* _DATA PROVIDED_:
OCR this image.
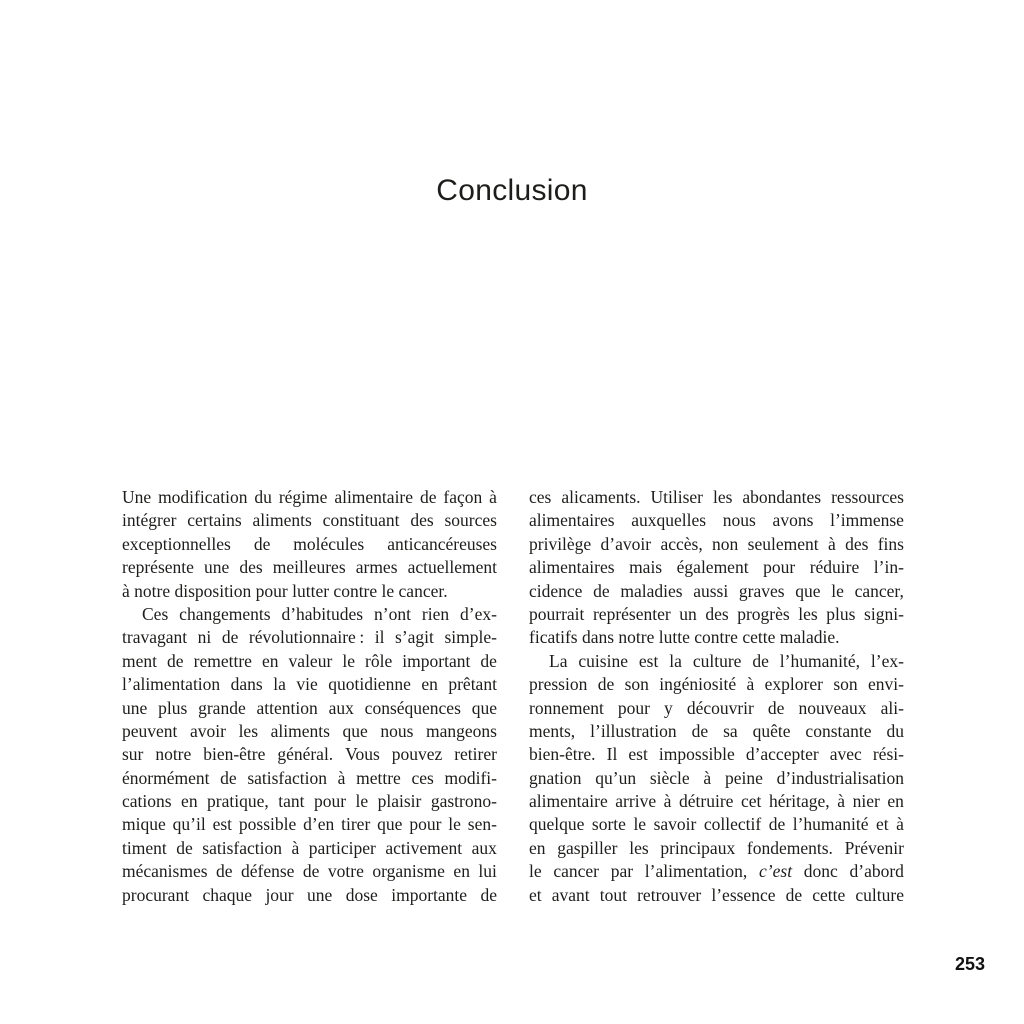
Conclusion
Une modification du régime alimentaire de façon à
intégrer certains aliments constituant des sources
exceptionnelles de molécules anticancéreuses
représente une des meilleures armes actuellement
à notre disposition pour lutter contre le cancer.
Ces changements d’habitudes n’ont rien d’ex-
travagant ni de révolutionnaire : il s’agit simple-
ment de remettre en valeur le rôle important de
l’alimentation dans la vie quotidienne en prêtant
une plus grande attention aux conséquences que
peuvent avoir les aliments que nous mangeons
sur notre bien-être général. Vous pouvez retirer
énormément de satisfaction à mettre ces modifi-
cations en pratique, tant pour le plaisir gastrono-
mique qu’il est possible d’en tirer que pour le sen-
timent de satisfaction à participer activement aux
mécanismes de défense de votre organisme en lui
procurant chaque jour une dose importante de
ces alicaments. Utiliser les abondantes ressources
alimentaires auxquelles nous avons l’immense
privilège d’avoir accès, non seulement à des fins
alimentaires mais également pour réduire l’in-
cidence de maladies aussi graves que le cancer,
pourrait représenter un des progrès les plus signi-
ficatifs dans notre lutte contre cette maladie.
La cuisine est la culture de l’humanité, l’ex-
pression de son ingéniosité à explorer son envi-
ronnement pour y découvrir de nouveaux ali-
ments, l’illustration de sa quête constante du
bien-être. Il est impossible d’accepter avec rési-
gnation qu’un siècle à peine d’industrialisation
alimentaire arrive à détruire cet héritage, à nier en
quelque sorte le savoir collectif de l’humanité et à
en gaspiller les principaux fondements. Prévenir
le cancer par l’alimentation, c’est donc d’abord
et avant tout retrouver l’essence de cette culture
253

* _INSTRUCTIONS TO FOLLOW_: Using the data above, print every line exactly, omitting pictures.

* _RESPONSE FOR THIS EXERCISE_:
OCR this image.
Conclusion
Une modification du régime alimentaire de façon à
intégrer certains aliments constituant des sources
exceptionnelles de molécules anticancéreuses
représente une des meilleures armes actuellement
à notre disposition pour lutter contre le cancer.
Ces changements d’habitudes n’ont rien d’ex-
travagant ni de révolutionnaire : il s’agit simple-
ment de remettre en valeur le rôle important de
l’alimentation dans la vie quotidienne en prêtant
une plus grande attention aux conséquences que
peuvent avoir les aliments que nous mangeons
sur notre bien-être général. Vous pouvez retirer
énormément de satisfaction à mettre ces modifi-
cations en pratique, tant pour le plaisir gastrono-
mique qu’il est possible d’en tirer que pour le sen-
timent de satisfaction à participer activement aux
mécanismes de défense de votre organisme en lui
procurant chaque jour une dose importante de
ces alicaments. Utiliser les abondantes ressources
alimentaires auxquelles nous avons l’immense
privilège d’avoir accès, non seulement à des fins
alimentaires mais également pour réduire l’in-
cidence de maladies aussi graves que le cancer,
pourrait représenter un des progrès les plus signi-
ficatifs dans notre lutte contre cette maladie.
La cuisine est la culture de l’humanité, l’ex-
pression de son ingéniosité à explorer son envi-
ronnement pour y découvrir de nouveaux ali-
ments, l’illustration de sa quête constante du
bien-être. Il est impossible d’accepter avec rési-
gnation qu’un siècle à peine d’industrialisation
alimentaire arrive à détruire cet héritage, à nier en
quelque sorte le savoir collectif de l’humanité et à
en gaspiller les principaux fondements. Prévenir
le cancer par l’alimentation, c’est donc d’abord
et avant tout retrouver l’essence de cette culture
253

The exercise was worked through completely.